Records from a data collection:
=-=-=

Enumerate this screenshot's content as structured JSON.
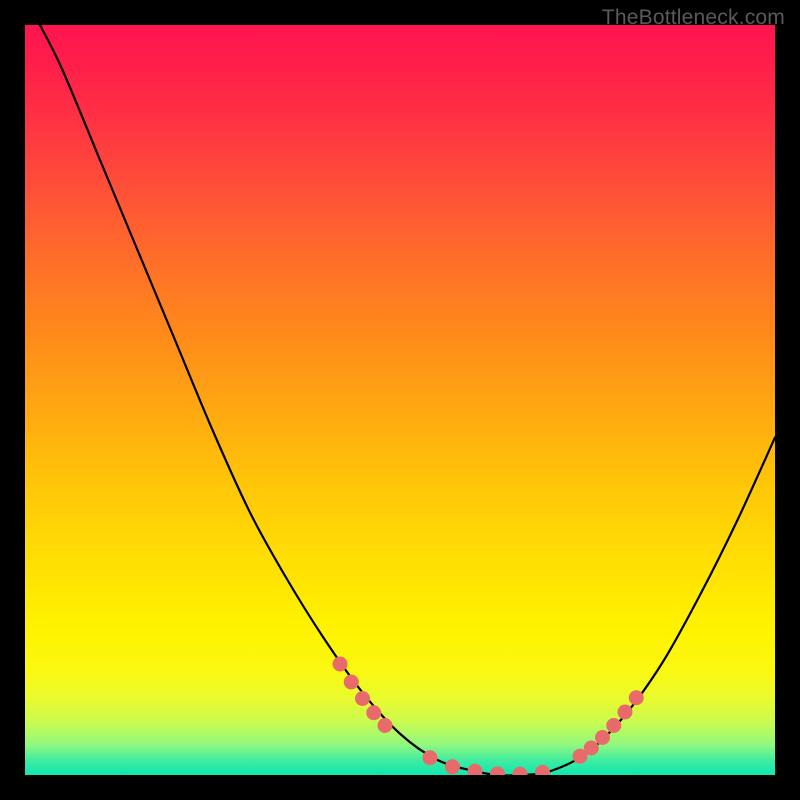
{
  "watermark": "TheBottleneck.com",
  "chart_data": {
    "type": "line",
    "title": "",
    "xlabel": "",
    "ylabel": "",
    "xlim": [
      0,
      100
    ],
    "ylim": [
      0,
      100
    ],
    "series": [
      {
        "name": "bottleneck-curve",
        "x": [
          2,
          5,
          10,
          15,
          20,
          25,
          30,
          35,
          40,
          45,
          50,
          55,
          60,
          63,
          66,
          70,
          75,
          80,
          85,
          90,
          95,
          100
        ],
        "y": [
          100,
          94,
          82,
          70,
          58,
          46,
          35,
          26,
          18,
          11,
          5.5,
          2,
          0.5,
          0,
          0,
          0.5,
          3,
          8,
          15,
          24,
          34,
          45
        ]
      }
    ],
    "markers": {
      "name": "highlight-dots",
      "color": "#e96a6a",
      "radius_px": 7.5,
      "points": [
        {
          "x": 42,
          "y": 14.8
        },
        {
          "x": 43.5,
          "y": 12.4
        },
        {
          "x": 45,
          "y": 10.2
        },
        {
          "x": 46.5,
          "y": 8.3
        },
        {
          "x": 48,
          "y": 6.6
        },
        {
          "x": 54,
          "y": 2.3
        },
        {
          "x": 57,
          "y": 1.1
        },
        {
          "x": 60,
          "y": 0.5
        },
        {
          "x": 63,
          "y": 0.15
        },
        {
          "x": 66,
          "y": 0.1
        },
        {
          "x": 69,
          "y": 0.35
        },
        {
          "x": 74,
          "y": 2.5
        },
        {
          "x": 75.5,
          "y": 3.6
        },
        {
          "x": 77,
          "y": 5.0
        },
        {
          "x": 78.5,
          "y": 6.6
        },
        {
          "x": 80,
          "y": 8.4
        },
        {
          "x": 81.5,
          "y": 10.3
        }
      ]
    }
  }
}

=-=-=

_Written exercise:_
Going through the data above, count the lines where the string "name" appears, and answer with only that number.

_The response:_
2